### RECORD LIST
## start
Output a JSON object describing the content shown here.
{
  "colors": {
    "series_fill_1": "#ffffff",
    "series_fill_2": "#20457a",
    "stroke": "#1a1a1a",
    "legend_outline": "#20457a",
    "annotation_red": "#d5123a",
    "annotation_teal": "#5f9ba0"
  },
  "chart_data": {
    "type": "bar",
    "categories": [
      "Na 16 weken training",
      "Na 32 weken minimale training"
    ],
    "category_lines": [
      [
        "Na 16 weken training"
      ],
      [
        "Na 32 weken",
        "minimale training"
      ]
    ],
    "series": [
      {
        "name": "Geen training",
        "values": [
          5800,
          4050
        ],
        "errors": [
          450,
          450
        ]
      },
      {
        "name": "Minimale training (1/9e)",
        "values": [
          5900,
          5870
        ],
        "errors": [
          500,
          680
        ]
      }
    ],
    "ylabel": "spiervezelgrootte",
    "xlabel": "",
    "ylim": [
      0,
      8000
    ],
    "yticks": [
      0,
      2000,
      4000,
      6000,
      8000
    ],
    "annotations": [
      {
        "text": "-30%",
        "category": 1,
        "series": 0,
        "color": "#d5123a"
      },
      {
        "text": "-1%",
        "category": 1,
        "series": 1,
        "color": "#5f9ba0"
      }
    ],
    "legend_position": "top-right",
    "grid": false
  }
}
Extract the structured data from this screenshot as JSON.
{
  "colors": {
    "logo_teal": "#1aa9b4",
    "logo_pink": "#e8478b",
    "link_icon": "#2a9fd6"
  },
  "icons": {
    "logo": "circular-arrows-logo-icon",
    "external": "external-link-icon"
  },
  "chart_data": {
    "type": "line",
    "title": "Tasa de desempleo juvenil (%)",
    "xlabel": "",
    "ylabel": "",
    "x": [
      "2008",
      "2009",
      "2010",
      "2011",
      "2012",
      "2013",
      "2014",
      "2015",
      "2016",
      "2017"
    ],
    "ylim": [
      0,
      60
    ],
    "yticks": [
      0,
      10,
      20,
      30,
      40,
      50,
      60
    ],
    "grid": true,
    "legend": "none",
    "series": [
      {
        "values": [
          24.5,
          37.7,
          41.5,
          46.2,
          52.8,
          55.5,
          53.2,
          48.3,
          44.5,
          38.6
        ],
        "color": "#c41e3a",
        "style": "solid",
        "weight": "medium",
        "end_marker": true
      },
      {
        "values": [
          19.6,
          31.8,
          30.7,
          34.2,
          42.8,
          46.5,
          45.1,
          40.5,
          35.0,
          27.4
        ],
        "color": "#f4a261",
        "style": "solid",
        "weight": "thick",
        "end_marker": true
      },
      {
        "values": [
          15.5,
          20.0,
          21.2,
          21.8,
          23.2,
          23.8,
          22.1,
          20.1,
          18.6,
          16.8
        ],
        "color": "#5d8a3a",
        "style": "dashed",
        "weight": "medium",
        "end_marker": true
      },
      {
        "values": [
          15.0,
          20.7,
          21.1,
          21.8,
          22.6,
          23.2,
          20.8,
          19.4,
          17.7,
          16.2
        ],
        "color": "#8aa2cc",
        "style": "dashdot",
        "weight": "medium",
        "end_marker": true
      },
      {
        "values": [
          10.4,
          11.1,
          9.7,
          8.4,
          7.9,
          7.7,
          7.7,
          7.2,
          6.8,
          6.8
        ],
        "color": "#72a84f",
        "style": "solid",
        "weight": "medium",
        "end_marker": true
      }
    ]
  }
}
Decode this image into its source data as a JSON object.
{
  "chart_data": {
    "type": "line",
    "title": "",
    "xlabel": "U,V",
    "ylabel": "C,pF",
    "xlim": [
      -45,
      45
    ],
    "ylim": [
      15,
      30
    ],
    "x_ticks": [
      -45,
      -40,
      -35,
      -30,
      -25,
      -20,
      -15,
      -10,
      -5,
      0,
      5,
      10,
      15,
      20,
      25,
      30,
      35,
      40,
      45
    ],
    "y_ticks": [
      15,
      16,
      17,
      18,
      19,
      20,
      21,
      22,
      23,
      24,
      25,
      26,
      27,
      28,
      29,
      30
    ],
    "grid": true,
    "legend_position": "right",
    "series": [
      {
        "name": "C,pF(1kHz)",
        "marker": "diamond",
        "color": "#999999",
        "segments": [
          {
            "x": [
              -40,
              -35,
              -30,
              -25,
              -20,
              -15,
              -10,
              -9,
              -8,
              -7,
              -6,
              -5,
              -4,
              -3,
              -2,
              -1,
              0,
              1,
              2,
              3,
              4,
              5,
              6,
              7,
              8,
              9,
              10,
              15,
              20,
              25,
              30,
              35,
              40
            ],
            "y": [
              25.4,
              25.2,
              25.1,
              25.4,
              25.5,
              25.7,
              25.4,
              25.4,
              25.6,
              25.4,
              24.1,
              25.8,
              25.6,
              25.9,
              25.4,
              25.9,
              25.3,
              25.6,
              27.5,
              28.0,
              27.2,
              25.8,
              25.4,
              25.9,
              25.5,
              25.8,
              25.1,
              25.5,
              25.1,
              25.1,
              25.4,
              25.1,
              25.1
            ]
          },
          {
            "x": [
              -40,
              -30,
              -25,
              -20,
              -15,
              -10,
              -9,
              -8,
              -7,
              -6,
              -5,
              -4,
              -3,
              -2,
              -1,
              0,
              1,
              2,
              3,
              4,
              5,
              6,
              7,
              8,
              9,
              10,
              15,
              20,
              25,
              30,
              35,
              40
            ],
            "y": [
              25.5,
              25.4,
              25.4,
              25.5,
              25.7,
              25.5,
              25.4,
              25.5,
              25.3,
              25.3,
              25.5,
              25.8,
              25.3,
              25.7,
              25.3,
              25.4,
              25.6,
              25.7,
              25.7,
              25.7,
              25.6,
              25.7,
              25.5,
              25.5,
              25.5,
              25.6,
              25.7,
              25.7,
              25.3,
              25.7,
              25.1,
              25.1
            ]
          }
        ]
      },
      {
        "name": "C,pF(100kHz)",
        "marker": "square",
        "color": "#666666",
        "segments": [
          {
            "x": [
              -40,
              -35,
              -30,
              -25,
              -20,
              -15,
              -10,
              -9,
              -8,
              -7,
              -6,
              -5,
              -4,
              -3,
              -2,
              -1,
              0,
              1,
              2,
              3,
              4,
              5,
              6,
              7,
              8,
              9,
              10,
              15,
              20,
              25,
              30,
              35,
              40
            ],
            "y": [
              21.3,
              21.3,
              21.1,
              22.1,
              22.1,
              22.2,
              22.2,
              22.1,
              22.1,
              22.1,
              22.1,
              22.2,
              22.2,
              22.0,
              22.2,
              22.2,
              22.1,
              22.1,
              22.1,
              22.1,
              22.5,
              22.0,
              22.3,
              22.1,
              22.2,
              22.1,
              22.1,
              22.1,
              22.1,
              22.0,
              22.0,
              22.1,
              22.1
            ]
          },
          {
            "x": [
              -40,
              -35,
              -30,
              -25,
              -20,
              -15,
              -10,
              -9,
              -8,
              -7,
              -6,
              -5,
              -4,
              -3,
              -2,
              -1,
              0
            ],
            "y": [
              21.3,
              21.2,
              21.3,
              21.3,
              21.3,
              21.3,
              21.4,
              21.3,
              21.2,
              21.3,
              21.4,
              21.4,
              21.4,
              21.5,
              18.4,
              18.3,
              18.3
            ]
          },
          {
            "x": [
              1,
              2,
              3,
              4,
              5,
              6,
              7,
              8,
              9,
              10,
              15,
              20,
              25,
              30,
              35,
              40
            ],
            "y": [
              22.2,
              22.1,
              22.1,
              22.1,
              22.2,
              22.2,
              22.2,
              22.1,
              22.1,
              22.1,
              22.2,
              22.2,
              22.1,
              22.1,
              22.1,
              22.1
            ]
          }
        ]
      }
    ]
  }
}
## end
Lines holding the word "title" in the entries above are the ones to pull out. Copy them all.

### WRITTEN SOLUTION
    "title": "Tasa de desempleo juvenil (%)",
    "title": "",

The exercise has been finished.